Kembalikan seluruh teks tentang penembakan Benazir Bhutto di bawah ini tanpa mengubah satu huruf atau tanda baca pun.

━━ Kutipan Dokumen

Saturday, December 29, 2007

Perempuan dan Semangat Pembebasan

Muhlis Suhaeri,
Borneo Tribune, Pontianak

Dor…..Dor…..
Blum……….....

Dua tembakan meluncur. Menembus leher dan dada. Suasana langsung berubah gaduh. Orang berlarian menyelamatkan diri. Semua kacau balau.

Ada mobil terbakar. Daging terpanggang. Asap mengepul. Semua campur aduk. Mengepung jiwa-jiwa yang marah dan kalut.

Aku tertegun. Menyaksikan sebuah drama yang begitu memilukan. Dari layar kaca TV 24 inchi di kantor, sebuah pemandangan terhampar. Stasiun televisi Aljazeera menayangkan berita itu. Penembakan dan bom bunuh diri yang ditujukan kepada Benazir Bhutto. Tokoh oposisi utama di Pakistan.



Malam itu, beberapa saluran televisi seperti CNN dan BBC, menayangkan berita itu hingga sekitar satu jam lebih.

Bhutto berada dalam suatu acara kampanye dan iring-iringan, ketika penembak dan pelaku bom bunuh diri itu, melakukan aksi. Dia sempat dibawa ke rumah sakit di Rawalpindhi. Namun, jiwanya tak tertolong.

Pengikutnya langsung bereaksi. Aksi bakar, dan merusak segera terjadi di beberapa wilayah Pakistan. Dunia internasional pun langsung berseru. Mengutuk penembakan dan segala cara dan bentuk kekerasan yang dilakukan.

Bhutto tidak sendiri. Dia adalah ikon. Simbol pembebasan dan demokrasi melawan Jenderal yang tiran, Perves Musharraf. Pengasingan yang dijalaninya selama delapan tahun di Inggris, tak membuatnya gentar menghadapi segala kekerasan yang ditujukan pada dirinya.

━━━━
━━ Data yang Diberikan

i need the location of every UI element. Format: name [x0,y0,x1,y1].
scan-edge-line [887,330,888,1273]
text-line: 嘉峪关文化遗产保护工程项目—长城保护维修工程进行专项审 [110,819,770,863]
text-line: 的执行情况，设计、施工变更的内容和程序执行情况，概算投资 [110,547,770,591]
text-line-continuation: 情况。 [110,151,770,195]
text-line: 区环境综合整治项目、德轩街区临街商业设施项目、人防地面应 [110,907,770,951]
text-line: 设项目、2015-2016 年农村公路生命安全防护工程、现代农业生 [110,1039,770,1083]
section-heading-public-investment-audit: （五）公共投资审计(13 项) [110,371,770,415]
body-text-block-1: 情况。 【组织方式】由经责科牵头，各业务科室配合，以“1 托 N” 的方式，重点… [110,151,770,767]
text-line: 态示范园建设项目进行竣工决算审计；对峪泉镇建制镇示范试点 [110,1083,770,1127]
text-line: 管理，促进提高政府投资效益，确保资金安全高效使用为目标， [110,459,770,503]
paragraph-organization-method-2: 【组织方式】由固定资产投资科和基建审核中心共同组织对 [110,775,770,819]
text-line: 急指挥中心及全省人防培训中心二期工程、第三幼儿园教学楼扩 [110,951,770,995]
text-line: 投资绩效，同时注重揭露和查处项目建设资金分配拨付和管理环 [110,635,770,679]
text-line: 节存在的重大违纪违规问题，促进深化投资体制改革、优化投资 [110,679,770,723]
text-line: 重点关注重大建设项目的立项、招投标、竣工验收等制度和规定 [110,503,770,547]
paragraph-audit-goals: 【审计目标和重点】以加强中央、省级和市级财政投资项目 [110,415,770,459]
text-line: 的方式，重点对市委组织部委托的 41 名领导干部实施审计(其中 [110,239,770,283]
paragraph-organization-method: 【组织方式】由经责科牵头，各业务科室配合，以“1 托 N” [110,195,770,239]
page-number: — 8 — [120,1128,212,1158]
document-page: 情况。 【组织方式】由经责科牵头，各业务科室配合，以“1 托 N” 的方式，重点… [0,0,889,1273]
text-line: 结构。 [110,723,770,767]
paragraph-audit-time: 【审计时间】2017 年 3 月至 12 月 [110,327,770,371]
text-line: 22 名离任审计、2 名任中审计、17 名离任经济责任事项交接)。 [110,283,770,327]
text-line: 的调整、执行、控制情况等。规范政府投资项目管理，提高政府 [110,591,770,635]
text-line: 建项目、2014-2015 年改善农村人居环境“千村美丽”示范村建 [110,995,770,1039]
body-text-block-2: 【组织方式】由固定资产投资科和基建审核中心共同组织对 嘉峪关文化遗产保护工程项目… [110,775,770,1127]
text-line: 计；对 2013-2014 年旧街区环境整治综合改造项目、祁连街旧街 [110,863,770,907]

━━━━

§ Jawaban Lengkap:
Saturday, December 29, 2007

Perempuan dan Semangat Pembebasan

Muhlis Suhaeri,
Borneo Tribune, Pontianak

Dor…..Dor…..
Blum……….....

Dua tembakan meluncur. Menembus leher dan dada. Suasana langsung berubah gaduh. Orang berlarian menyelamatkan diri. Semua kacau balau.

Ada mobil terbakar. Daging terpanggang. Asap mengepul. Semua campur aduk. Mengepung jiwa-jiwa yang marah dan kalut.

Aku tertegun. Menyaksikan sebuah drama yang begitu memilukan. Dari layar kaca TV 24 inchi di kantor, sebuah pemandangan terhampar. Stasiun televisi Aljazeera menayangkan berita itu. Penembakan dan bom bunuh diri yang ditujukan kepada Benazir Bhutto. Tokoh oposisi utama di Pakistan.



Malam itu, beberapa saluran televisi seperti CNN dan BBC, menayangkan berita itu hingga sekitar satu jam lebih.

Bhutto berada dalam suatu acara kampanye dan iring-iringan, ketika penembak dan pelaku bom bunuh diri itu, melakukan aksi. Dia sempat dibawa ke rumah sakit di Rawalpindhi. Namun, jiwanya tak tertolong.

Pengikutnya langsung bereaksi. Aksi bakar, dan merusak segera terjadi di beberapa wilayah Pakistan. Dunia internasional pun langsung berseru. Mengutuk penembakan dan segala cara dan bentuk kekerasan yang dilakukan.

Bhutto tidak sendiri. Dia adalah ikon. Simbol pembebasan dan demokrasi melawan Jenderal yang tiran, Perves Musharraf. Pengasingan yang dijalaninya selama delapan tahun di Inggris, tak membuatnya gentar menghadapi segala kekerasan yang ditujukan pada dirinya.